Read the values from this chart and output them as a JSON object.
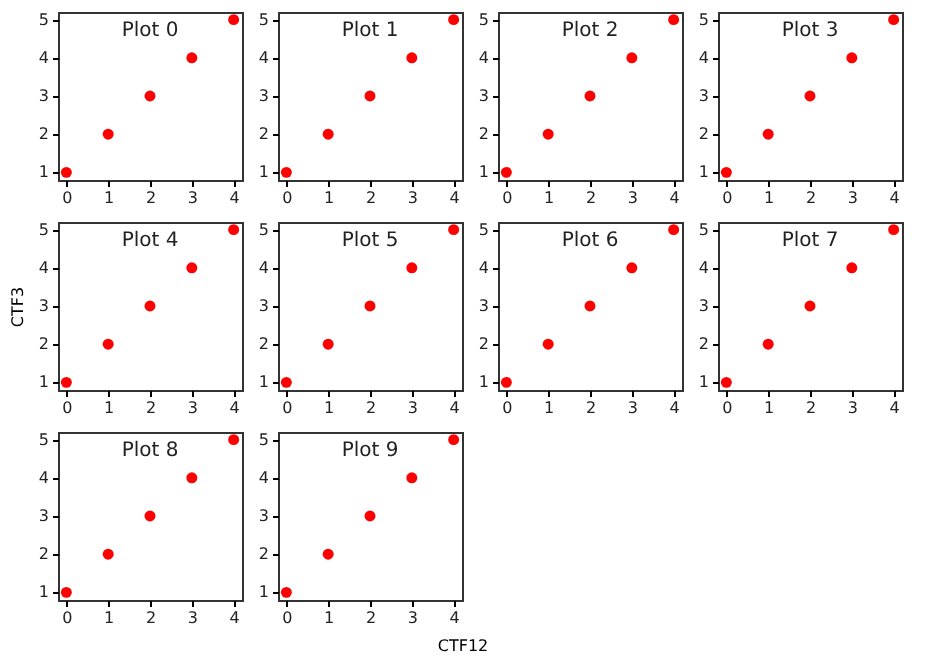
{
  "chart_data": [
    {
      "type": "scatter",
      "title": "Plot 0",
      "x": [
        0,
        1,
        2,
        3,
        4
      ],
      "values": [
        1,
        2,
        3,
        4,
        5
      ],
      "color": "#ff0000",
      "marker": "circle",
      "xlim": [
        -0.2,
        4.2
      ],
      "ylim": [
        0.8,
        5.2
      ],
      "xticks": [
        0,
        1,
        2,
        3,
        4
      ],
      "yticks": [
        1,
        2,
        3,
        4,
        5
      ],
      "grid": false
    },
    {
      "type": "scatter",
      "title": "Plot 1",
      "x": [
        0,
        1,
        2,
        3,
        4
      ],
      "values": [
        1,
        2,
        3,
        4,
        5
      ],
      "color": "#ff0000",
      "marker": "circle",
      "xlim": [
        -0.2,
        4.2
      ],
      "ylim": [
        0.8,
        5.2
      ],
      "xticks": [
        0,
        1,
        2,
        3,
        4
      ],
      "yticks": [
        1,
        2,
        3,
        4,
        5
      ],
      "grid": false
    },
    {
      "type": "scatter",
      "title": "Plot 2",
      "x": [
        0,
        1,
        2,
        3,
        4
      ],
      "values": [
        1,
        2,
        3,
        4,
        5
      ],
      "color": "#ff0000",
      "marker": "circle",
      "xlim": [
        -0.2,
        4.2
      ],
      "ylim": [
        0.8,
        5.2
      ],
      "xticks": [
        0,
        1,
        2,
        3,
        4
      ],
      "yticks": [
        1,
        2,
        3,
        4,
        5
      ],
      "grid": false
    },
    {
      "type": "scatter",
      "title": "Plot 3",
      "x": [
        0,
        1,
        2,
        3,
        4
      ],
      "values": [
        1,
        2,
        3,
        4,
        5
      ],
      "color": "#ff0000",
      "marker": "circle",
      "xlim": [
        -0.2,
        4.2
      ],
      "ylim": [
        0.8,
        5.2
      ],
      "xticks": [
        0,
        1,
        2,
        3,
        4
      ],
      "yticks": [
        1,
        2,
        3,
        4,
        5
      ],
      "grid": false
    },
    {
      "type": "scatter",
      "title": "Plot 4",
      "ylabel": "CTF3",
      "x": [
        0,
        1,
        2,
        3,
        4
      ],
      "values": [
        1,
        2,
        3,
        4,
        5
      ],
      "color": "#ff0000",
      "marker": "circle",
      "xlim": [
        -0.2,
        4.2
      ],
      "ylim": [
        0.8,
        5.2
      ],
      "xticks": [
        0,
        1,
        2,
        3,
        4
      ],
      "yticks": [
        1,
        2,
        3,
        4,
        5
      ],
      "grid": false
    },
    {
      "type": "scatter",
      "title": "Plot 5",
      "x": [
        0,
        1,
        2,
        3,
        4
      ],
      "values": [
        1,
        2,
        3,
        4,
        5
      ],
      "color": "#ff0000",
      "marker": "circle",
      "xlim": [
        -0.2,
        4.2
      ],
      "ylim": [
        0.8,
        5.2
      ],
      "xticks": [
        0,
        1,
        2,
        3,
        4
      ],
      "yticks": [
        1,
        2,
        3,
        4,
        5
      ],
      "grid": false
    },
    {
      "type": "scatter",
      "title": "Plot 6",
      "x": [
        0,
        1,
        2,
        3,
        4
      ],
      "values": [
        1,
        2,
        3,
        4,
        5
      ],
      "color": "#ff0000",
      "marker": "circle",
      "xlim": [
        -0.2,
        4.2
      ],
      "ylim": [
        0.8,
        5.2
      ],
      "xticks": [
        0,
        1,
        2,
        3,
        4
      ],
      "yticks": [
        1,
        2,
        3,
        4,
        5
      ],
      "grid": false
    },
    {
      "type": "scatter",
      "title": "Plot 7",
      "x": [
        0,
        1,
        2,
        3,
        4
      ],
      "values": [
        1,
        2,
        3,
        4,
        5
      ],
      "color": "#ff0000",
      "marker": "circle",
      "xlim": [
        -0.2,
        4.2
      ],
      "ylim": [
        0.8,
        5.2
      ],
      "xticks": [
        0,
        1,
        2,
        3,
        4
      ],
      "yticks": [
        1,
        2,
        3,
        4,
        5
      ],
      "grid": false
    },
    {
      "type": "scatter",
      "title": "Plot 8",
      "x": [
        0,
        1,
        2,
        3,
        4
      ],
      "values": [
        1,
        2,
        3,
        4,
        5
      ],
      "color": "#ff0000",
      "marker": "circle",
      "xlim": [
        -0.2,
        4.2
      ],
      "ylim": [
        0.8,
        5.2
      ],
      "xticks": [
        0,
        1,
        2,
        3,
        4
      ],
      "yticks": [
        1,
        2,
        3,
        4,
        5
      ],
      "grid": false
    },
    {
      "type": "scatter",
      "title": "Plot 9",
      "xlabel": "CTF12",
      "x": [
        0,
        1,
        2,
        3,
        4
      ],
      "values": [
        1,
        2,
        3,
        4,
        5
      ],
      "color": "#ff0000",
      "marker": "circle",
      "xlim": [
        -0.2,
        4.2
      ],
      "ylim": [
        0.8,
        5.2
      ],
      "xticks": [
        0,
        1,
        2,
        3,
        4
      ],
      "yticks": [
        1,
        2,
        3,
        4,
        5
      ],
      "grid": false
    }
  ]
}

● Your instructions:
Go through the records line by line and count those containing the string "title". Give only the total.

● Exercise answer:
10